▸ WORK REQUIRED: Will you output the entries below exactly, skipping every image they contain?

═════ DATA RECORDS ═════

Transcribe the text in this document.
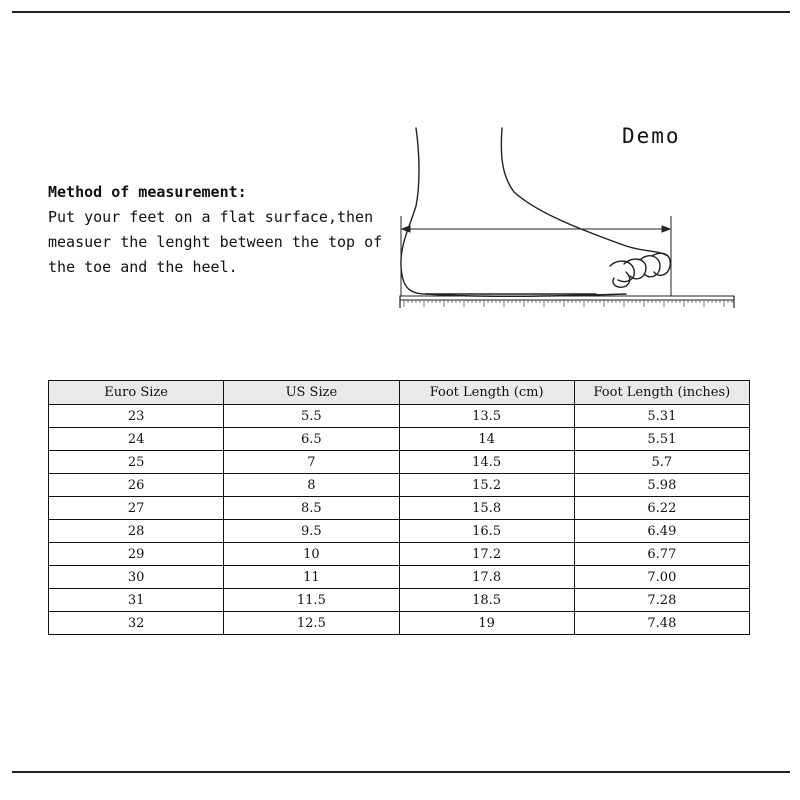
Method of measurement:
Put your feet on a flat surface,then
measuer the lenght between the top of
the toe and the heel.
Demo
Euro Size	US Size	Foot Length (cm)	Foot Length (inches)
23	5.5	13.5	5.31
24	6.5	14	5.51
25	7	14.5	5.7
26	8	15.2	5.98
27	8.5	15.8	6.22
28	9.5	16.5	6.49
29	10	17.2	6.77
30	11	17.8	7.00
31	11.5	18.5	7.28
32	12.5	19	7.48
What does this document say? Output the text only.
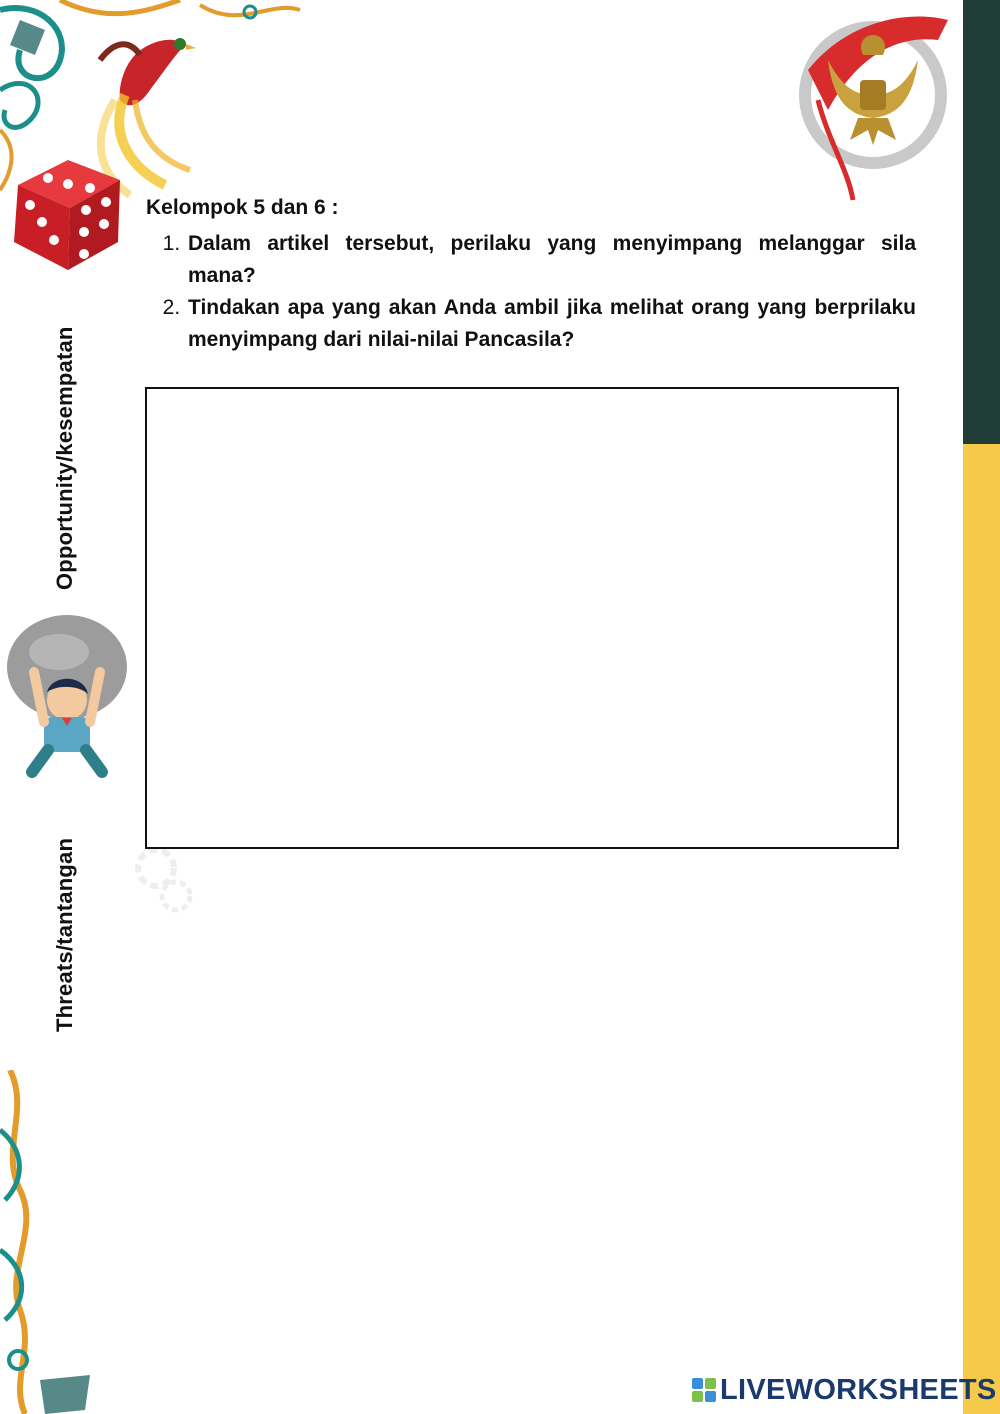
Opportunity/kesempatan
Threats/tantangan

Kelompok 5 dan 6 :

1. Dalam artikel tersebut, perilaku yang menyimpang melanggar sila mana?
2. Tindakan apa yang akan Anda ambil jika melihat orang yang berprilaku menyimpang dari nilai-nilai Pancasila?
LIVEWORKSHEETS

═════

▸ TASK ANSWER:
Transcribe the text in this document.
Method of measurement:
Put your feet on a flat surface,then
measuer the lenght between the top of
the toe and the heel.
Demo
Euro Size	US Size	Foot Length (cm)	Foot Length (inches)
23	5.5	13.5	5.31
24	6.5	14	5.51
25	7	14.5	5.7
26	8	15.2	5.98
27	8.5	15.8	6.22
28	9.5	16.5	6.49
29	10	17.2	6.77
30	11	17.8	7.00
31	11.5	18.5	7.28
32	12.5	19	7.48
What does this document say? Output the text only.
Opportunity/kesempatan
Threats/tantangan

Kelompok 5 dan 6 :

1. Dalam artikel tersebut, perilaku yang menyimpang melanggar sila mana?
2. Tindakan apa yang akan Anda ambil jika melihat orang yang berprilaku menyimpang dari nilai-nilai Pancasila?
LIVEWORKSHEETS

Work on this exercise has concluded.